Task goal:
Make an exact copy of the data below, leaving out every picture.

-------- Records for this task

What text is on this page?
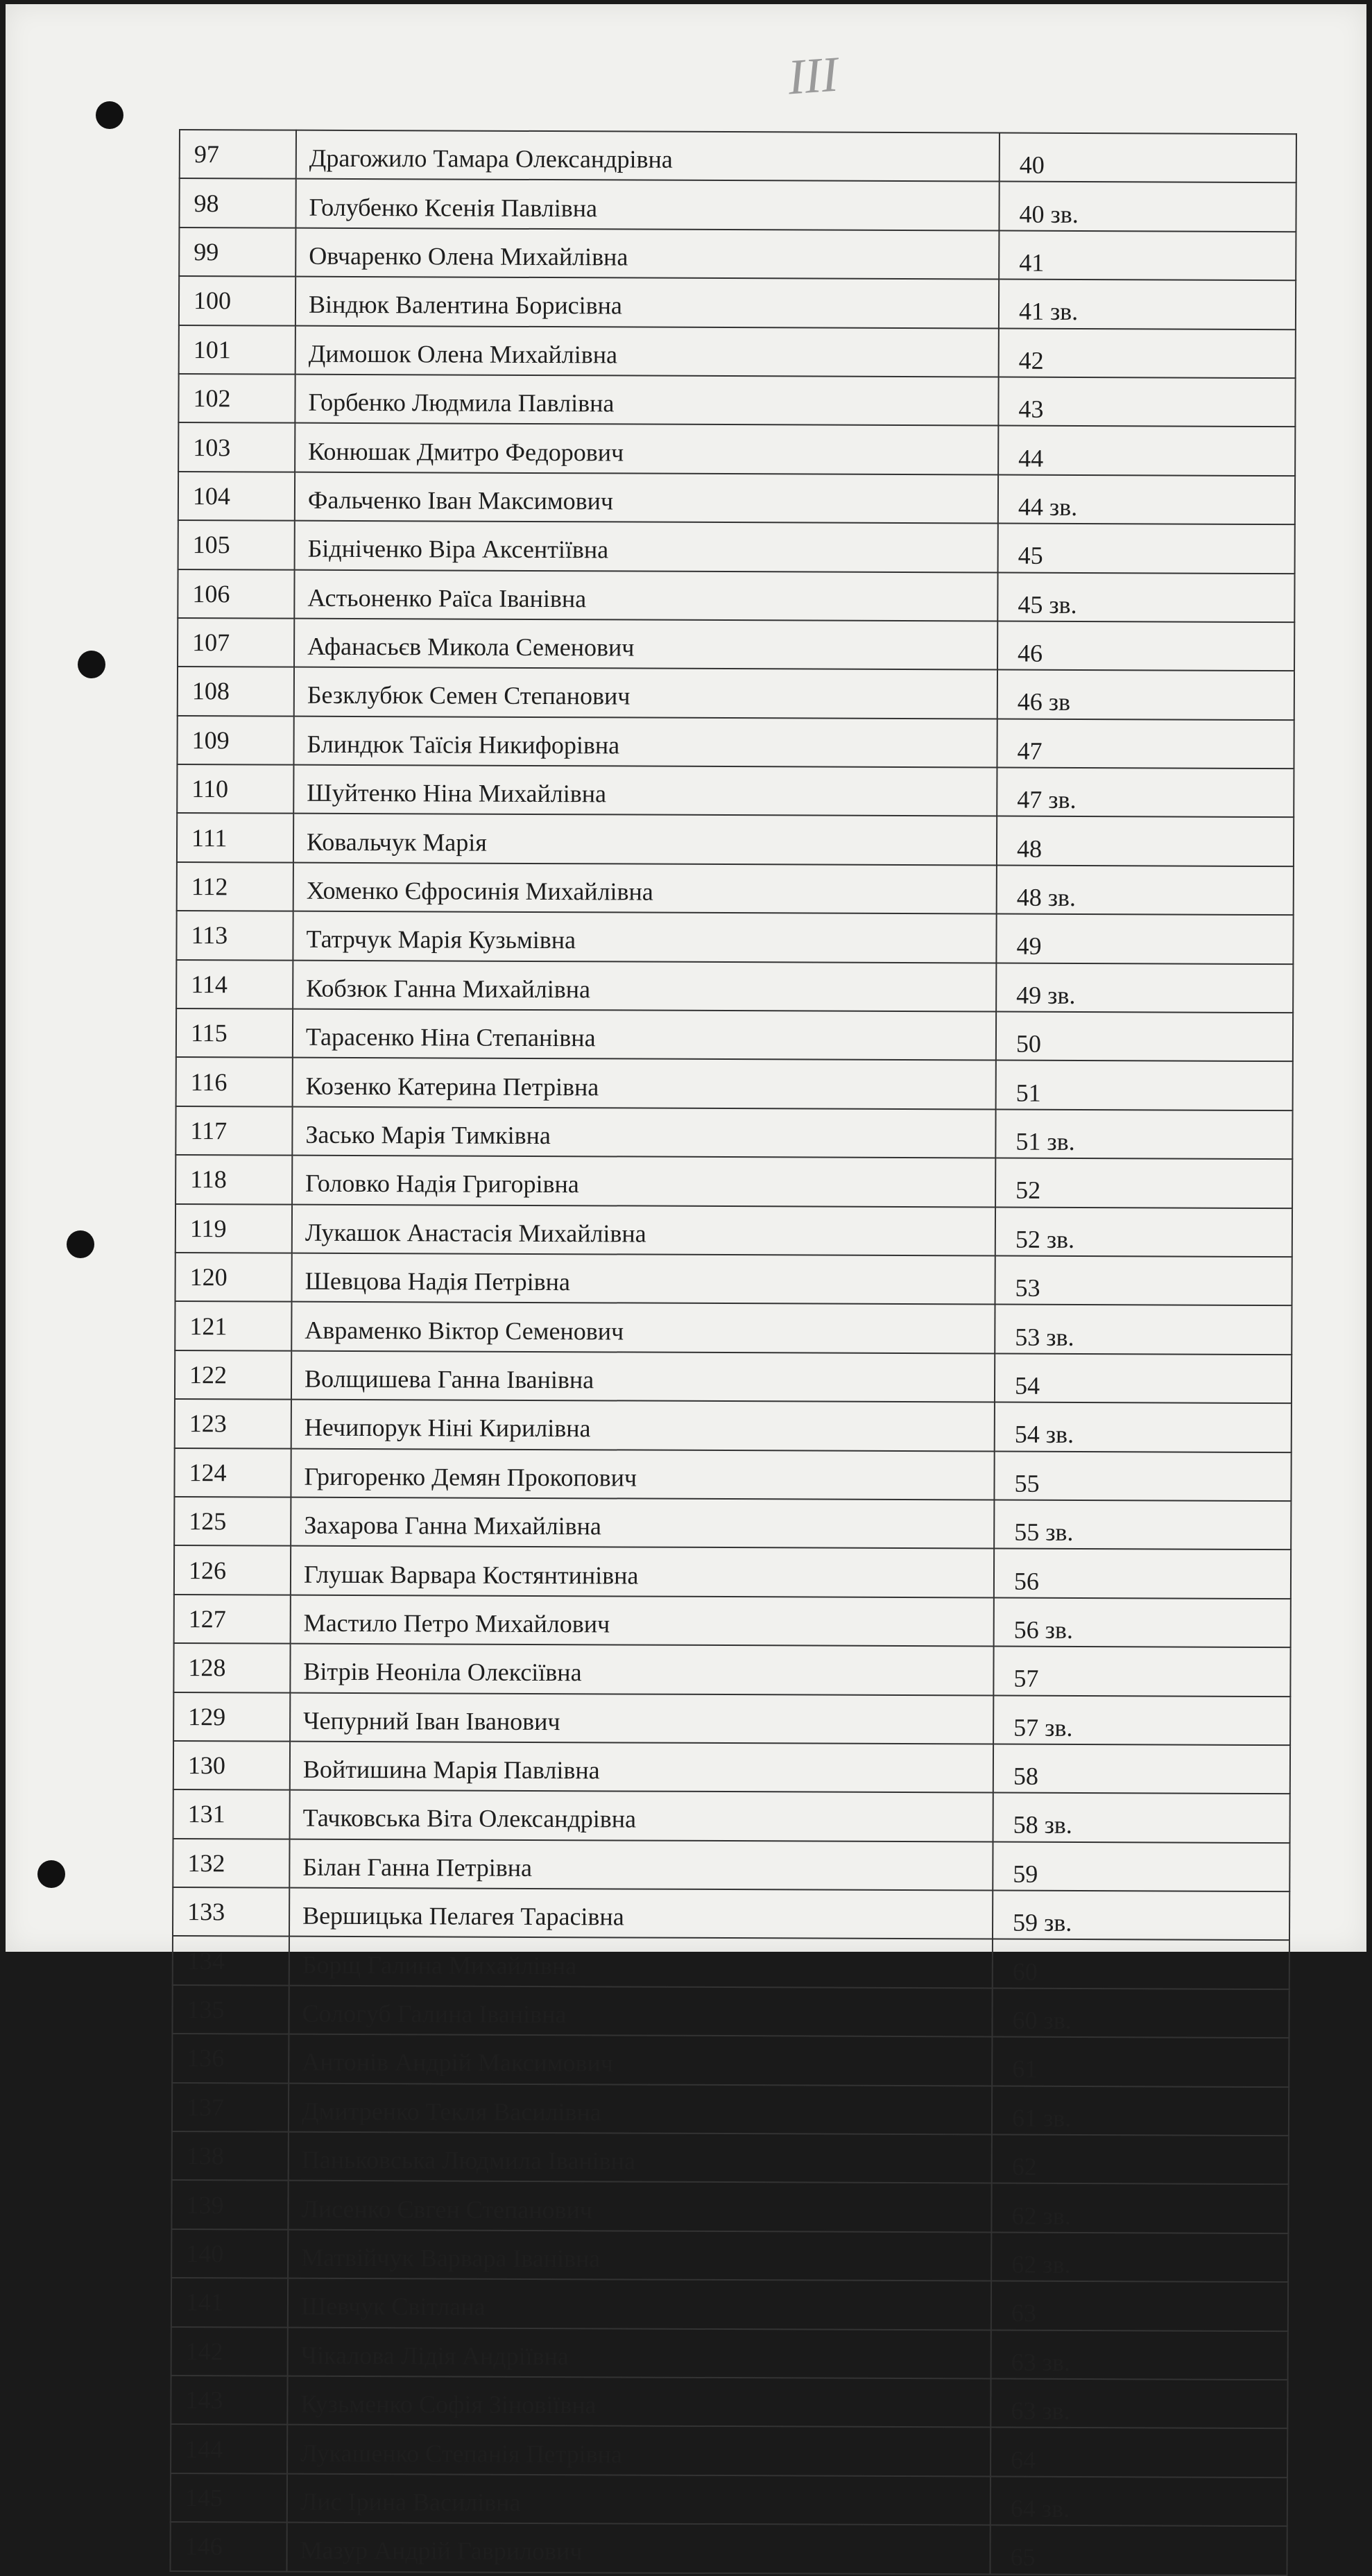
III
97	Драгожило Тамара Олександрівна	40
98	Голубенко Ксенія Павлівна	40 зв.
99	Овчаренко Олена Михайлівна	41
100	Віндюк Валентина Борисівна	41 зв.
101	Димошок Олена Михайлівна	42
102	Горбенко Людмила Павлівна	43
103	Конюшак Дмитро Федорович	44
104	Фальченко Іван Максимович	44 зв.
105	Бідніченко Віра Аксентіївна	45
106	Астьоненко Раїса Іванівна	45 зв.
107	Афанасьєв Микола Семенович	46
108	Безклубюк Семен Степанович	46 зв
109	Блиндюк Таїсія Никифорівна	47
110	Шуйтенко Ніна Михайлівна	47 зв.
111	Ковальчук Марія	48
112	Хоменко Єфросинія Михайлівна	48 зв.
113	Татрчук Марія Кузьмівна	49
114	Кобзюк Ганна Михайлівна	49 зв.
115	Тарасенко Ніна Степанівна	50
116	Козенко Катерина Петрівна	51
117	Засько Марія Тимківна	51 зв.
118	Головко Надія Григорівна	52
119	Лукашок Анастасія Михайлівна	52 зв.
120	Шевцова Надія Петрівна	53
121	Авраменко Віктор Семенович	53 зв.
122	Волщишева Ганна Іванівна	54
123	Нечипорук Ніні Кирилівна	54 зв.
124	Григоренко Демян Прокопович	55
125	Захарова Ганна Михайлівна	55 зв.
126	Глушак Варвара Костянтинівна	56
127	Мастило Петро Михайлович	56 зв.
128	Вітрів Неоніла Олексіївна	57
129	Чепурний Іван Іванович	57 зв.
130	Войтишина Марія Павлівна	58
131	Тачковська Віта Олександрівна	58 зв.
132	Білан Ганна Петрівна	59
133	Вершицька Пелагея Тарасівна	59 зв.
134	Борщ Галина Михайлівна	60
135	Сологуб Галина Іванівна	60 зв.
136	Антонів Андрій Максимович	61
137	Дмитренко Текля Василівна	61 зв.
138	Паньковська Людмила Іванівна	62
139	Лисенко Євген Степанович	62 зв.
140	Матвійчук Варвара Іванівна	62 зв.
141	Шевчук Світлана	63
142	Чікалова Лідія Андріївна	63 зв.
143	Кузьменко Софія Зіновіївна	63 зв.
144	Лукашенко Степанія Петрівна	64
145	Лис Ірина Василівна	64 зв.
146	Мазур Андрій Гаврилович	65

----------------

Task output:
What text is on this page?
III
97	Драгожило Тамара Олександрівна	40
98	Голубенко Ксенія Павлівна	40 зв.
99	Овчаренко Олена Михайлівна	41
100	Віндюк Валентина Борисівна	41 зв.
101	Димошок Олена Михайлівна	42
102	Горбенко Людмила Павлівна	43
103	Конюшак Дмитро Федорович	44
104	Фальченко Іван Максимович	44 зв.
105	Бідніченко Віра Аксентіївна	45
106	Астьоненко Раїса Іванівна	45 зв.
107	Афанасьєв Микола Семенович	46
108	Безклубюк Семен Степанович	46 зв
109	Блиндюк Таїсія Никифорівна	47
110	Шуйтенко Ніна Михайлівна	47 зв.
111	Ковальчук Марія	48
112	Хоменко Єфросинія Михайлівна	48 зв.
113	Татрчук Марія Кузьмівна	49
114	Кобзюк Ганна Михайлівна	49 зв.
115	Тарасенко Ніна Степанівна	50
116	Козенко Катерина Петрівна	51
117	Засько Марія Тимківна	51 зв.
118	Головко Надія Григорівна	52
119	Лукашок Анастасія Михайлівна	52 зв.
120	Шевцова Надія Петрівна	53
121	Авраменко Віктор Семенович	53 зв.
122	Волщишева Ганна Іванівна	54
123	Нечипорук Ніні Кирилівна	54 зв.
124	Григоренко Демян Прокопович	55
125	Захарова Ганна Михайлівна	55 зв.
126	Глушак Варвара Костянтинівна	56
127	Мастило Петро Михайлович	56 зв.
128	Вітрів Неоніла Олексіївна	57
129	Чепурний Іван Іванович	57 зв.
130	Войтишина Марія Павлівна	58
131	Тачковська Віта Олександрівна	58 зв.
132	Білан Ганна Петрівна	59
133	Вершицька Пелагея Тарасівна	59 зв.
134	Борщ Галина Михайлівна	60
135	Сологуб Галина Іванівна	60 зв.
136	Антонів Андрій Максимович	61
137	Дмитренко Текля Василівна	61 зв.
138	Паньковська Людмила Іванівна	62
139	Лисенко Євген Степанович	62 зв.
140	Матвійчук Варвара Іванівна	62 зв.
141	Шевчук Світлана	63
142	Чікалова Лідія Андріївна	63 зв.
143	Кузьменко Софія Зіновіївна	63 зв.
144	Лукашенко Степанія Петрівна	64
145	Лис Ірина Василівна	64 зв.
146	Мазур Андрій Гаврилович	65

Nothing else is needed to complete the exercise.